> [REQUIRED WORK] Revise the entries below by replacing "Concentration" with "Dose" wherever it appears, leaving every other line and character as it is.

> [THE INPUT]

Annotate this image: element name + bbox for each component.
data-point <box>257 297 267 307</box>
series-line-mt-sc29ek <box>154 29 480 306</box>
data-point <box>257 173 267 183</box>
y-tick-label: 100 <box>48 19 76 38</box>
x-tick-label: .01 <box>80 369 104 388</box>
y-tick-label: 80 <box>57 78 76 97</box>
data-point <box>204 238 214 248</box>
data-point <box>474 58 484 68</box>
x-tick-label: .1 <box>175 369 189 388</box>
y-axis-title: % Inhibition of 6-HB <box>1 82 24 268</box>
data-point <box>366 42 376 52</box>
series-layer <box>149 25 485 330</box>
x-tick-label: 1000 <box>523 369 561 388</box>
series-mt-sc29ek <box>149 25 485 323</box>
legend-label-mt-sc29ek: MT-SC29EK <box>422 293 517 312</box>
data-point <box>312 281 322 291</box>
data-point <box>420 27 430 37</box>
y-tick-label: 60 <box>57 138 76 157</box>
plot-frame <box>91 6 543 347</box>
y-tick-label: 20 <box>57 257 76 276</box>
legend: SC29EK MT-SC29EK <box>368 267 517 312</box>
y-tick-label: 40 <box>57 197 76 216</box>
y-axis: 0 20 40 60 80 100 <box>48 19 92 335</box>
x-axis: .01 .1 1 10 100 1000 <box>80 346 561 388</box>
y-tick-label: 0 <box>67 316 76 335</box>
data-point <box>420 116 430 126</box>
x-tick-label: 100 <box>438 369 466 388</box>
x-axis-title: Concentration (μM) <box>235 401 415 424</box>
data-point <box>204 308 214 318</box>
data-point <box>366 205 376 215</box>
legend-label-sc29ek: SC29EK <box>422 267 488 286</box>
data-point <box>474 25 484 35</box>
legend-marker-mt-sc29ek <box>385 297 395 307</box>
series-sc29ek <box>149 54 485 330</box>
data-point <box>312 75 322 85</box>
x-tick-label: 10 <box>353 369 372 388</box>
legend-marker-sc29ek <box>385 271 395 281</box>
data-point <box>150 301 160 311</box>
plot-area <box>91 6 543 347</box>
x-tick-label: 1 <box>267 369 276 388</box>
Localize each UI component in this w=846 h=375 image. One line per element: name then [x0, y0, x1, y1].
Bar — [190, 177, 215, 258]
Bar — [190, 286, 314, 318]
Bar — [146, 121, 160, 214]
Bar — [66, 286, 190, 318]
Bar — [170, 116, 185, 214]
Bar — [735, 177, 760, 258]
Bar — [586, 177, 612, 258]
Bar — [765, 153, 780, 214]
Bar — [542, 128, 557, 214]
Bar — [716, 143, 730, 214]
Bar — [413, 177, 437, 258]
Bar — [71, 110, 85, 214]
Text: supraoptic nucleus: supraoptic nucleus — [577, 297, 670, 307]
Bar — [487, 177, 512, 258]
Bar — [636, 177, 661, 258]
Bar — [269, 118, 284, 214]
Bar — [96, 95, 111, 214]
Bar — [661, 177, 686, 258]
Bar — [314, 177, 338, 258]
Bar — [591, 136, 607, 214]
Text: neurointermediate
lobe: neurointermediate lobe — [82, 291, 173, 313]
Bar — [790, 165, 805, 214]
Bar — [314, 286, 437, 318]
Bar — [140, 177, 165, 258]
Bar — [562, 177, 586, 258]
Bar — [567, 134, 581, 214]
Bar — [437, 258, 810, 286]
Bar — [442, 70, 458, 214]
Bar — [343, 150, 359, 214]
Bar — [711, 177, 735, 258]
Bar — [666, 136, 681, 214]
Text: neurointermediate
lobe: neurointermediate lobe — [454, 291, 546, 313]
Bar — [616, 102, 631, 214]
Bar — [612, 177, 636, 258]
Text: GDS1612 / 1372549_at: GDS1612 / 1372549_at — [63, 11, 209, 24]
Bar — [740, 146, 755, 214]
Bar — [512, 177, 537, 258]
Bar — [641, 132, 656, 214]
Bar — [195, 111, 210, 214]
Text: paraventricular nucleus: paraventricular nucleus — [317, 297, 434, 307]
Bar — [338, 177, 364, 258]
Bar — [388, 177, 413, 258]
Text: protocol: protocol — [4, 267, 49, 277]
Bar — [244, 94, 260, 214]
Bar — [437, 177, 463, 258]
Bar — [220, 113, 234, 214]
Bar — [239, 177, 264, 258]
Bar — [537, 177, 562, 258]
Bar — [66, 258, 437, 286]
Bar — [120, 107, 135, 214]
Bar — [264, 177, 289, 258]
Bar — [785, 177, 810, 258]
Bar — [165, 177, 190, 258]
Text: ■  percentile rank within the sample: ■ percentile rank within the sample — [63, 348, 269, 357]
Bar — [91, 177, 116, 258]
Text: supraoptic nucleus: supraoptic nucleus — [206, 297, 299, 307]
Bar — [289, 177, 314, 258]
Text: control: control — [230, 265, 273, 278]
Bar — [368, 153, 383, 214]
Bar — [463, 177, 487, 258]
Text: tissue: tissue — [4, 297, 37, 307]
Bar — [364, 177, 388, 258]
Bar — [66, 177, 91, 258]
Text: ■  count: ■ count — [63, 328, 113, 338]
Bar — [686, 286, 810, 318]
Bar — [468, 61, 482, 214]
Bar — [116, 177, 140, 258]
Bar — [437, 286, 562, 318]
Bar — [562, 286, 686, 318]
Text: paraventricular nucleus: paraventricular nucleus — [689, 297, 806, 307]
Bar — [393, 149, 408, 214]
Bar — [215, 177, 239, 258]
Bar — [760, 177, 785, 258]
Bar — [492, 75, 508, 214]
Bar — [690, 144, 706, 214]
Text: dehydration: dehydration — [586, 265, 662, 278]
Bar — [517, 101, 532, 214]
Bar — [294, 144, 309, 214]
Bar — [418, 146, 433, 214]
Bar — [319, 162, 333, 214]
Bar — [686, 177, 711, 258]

> [WORKED ANSWER]
Annotate this image: element name + bbox for each component.
data-point <box>257 297 267 307</box>
series-line-mt-sc29ek <box>154 29 480 306</box>
data-point <box>257 173 267 183</box>
y-tick-label: 100 <box>48 19 76 38</box>
x-tick-label: .01 <box>80 369 104 388</box>
y-tick-label: 80 <box>57 78 76 97</box>
data-point <box>204 238 214 248</box>
data-point <box>474 58 484 68</box>
x-tick-label: .1 <box>175 369 189 388</box>
y-axis-title: % Inhibition of 6-HB <box>1 82 24 268</box>
data-point <box>366 42 376 52</box>
series-layer <box>149 25 485 330</box>
x-tick-label: 1000 <box>523 369 561 388</box>
series-mt-sc29ek <box>149 25 485 323</box>
legend-label-mt-sc29ek: MT-SC29EK <box>422 293 517 312</box>
data-point <box>312 281 322 291</box>
data-point <box>420 27 430 37</box>
y-tick-label: 60 <box>57 138 76 157</box>
plot-frame <box>91 6 543 347</box>
y-tick-label: 20 <box>57 257 76 276</box>
legend: SC29EK MT-SC29EK <box>368 267 517 312</box>
y-tick-label: 40 <box>57 197 76 216</box>
y-axis: 0 20 40 60 80 100 <box>48 19 92 335</box>
x-axis: .01 .1 1 10 100 1000 <box>80 346 561 388</box>
y-tick-label: 0 <box>67 316 76 335</box>
data-point <box>420 116 430 126</box>
x-tick-label: 100 <box>438 369 466 388</box>
x-axis-title: Dose (μM) <box>235 401 415 424</box>
data-point <box>204 308 214 318</box>
data-point <box>366 205 376 215</box>
legend-label-sc29ek: SC29EK <box>422 267 488 286</box>
data-point <box>474 25 484 35</box>
legend-marker-mt-sc29ek <box>385 297 395 307</box>
series-sc29ek <box>149 54 485 330</box>
data-point <box>312 75 322 85</box>
x-tick-label: 10 <box>353 369 372 388</box>
legend-marker-sc29ek <box>385 271 395 281</box>
data-point <box>150 301 160 311</box>
plot-area <box>91 6 543 347</box>
x-tick-label: 1 <box>267 369 276 388</box>
Localize each UI component in this w=846 h=375 image. One line per element: name then [x0, y0, x1, y1].
Bar — [190, 177, 215, 258]
Bar — [190, 286, 314, 318]
Bar — [146, 121, 160, 214]
Bar — [66, 286, 190, 318]
Bar — [170, 116, 185, 214]
Bar — [735, 177, 760, 258]
Bar — [586, 177, 612, 258]
Bar — [765, 153, 780, 214]
Bar — [542, 128, 557, 214]
Bar — [716, 143, 730, 214]
Bar — [413, 177, 437, 258]
Bar — [71, 110, 85, 214]
Text: supraoptic nucleus: supraoptic nucleus — [577, 297, 670, 307]
Bar — [487, 177, 512, 258]
Bar — [636, 177, 661, 258]
Bar — [269, 118, 284, 214]
Bar — [96, 95, 111, 214]
Bar — [661, 177, 686, 258]
Bar — [314, 177, 338, 258]
Bar — [591, 136, 607, 214]
Text: neurointermediate
lobe: neurointermediate lobe — [82, 291, 173, 313]
Bar — [790, 165, 805, 214]
Bar — [314, 286, 437, 318]
Bar — [140, 177, 165, 258]
Bar — [562, 177, 586, 258]
Bar — [567, 134, 581, 214]
Bar — [437, 258, 810, 286]
Bar — [442, 70, 458, 214]
Bar — [343, 150, 359, 214]
Bar — [711, 177, 735, 258]
Bar — [666, 136, 681, 214]
Text: neurointermediate
lobe: neurointermediate lobe — [454, 291, 546, 313]
Bar — [616, 102, 631, 214]
Bar — [612, 177, 636, 258]
Text: GDS1612 / 1372549_at: GDS1612 / 1372549_at — [63, 11, 209, 24]
Bar — [740, 146, 755, 214]
Bar — [512, 177, 537, 258]
Bar — [641, 132, 656, 214]
Bar — [195, 111, 210, 214]
Text: paraventricular nucleus: paraventricular nucleus — [317, 297, 434, 307]
Bar — [338, 177, 364, 258]
Bar — [388, 177, 413, 258]
Text: protocol: protocol — [4, 267, 49, 277]
Bar — [244, 94, 260, 214]
Bar — [437, 177, 463, 258]
Bar — [220, 113, 234, 214]
Bar — [239, 177, 264, 258]
Bar — [537, 177, 562, 258]
Bar — [66, 258, 437, 286]
Bar — [120, 107, 135, 214]
Bar — [264, 177, 289, 258]
Bar — [785, 177, 810, 258]
Bar — [165, 177, 190, 258]
Text: ■  percentile rank within the sample: ■ percentile rank within the sample — [63, 348, 269, 357]
Bar — [91, 177, 116, 258]
Text: supraoptic nucleus: supraoptic nucleus — [206, 297, 299, 307]
Bar — [289, 177, 314, 258]
Text: control: control — [230, 265, 273, 278]
Bar — [368, 153, 383, 214]
Bar — [463, 177, 487, 258]
Text: tissue: tissue — [4, 297, 37, 307]
Bar — [364, 177, 388, 258]
Bar — [66, 177, 91, 258]
Text: ■  count: ■ count — [63, 328, 113, 338]
Bar — [686, 286, 810, 318]
Bar — [468, 61, 482, 214]
Bar — [116, 177, 140, 258]
Bar — [437, 286, 562, 318]
Bar — [562, 286, 686, 318]
Text: paraventricular nucleus: paraventricular nucleus — [689, 297, 806, 307]
Bar — [393, 149, 408, 214]
Bar — [215, 177, 239, 258]
Bar — [760, 177, 785, 258]
Bar — [492, 75, 508, 214]
Bar — [690, 144, 706, 214]
Text: dehydration: dehydration — [586, 265, 662, 278]
Bar — [517, 101, 532, 214]
Bar — [294, 144, 309, 214]
Bar — [418, 146, 433, 214]
Bar — [319, 162, 333, 214]
Bar — [686, 177, 711, 258]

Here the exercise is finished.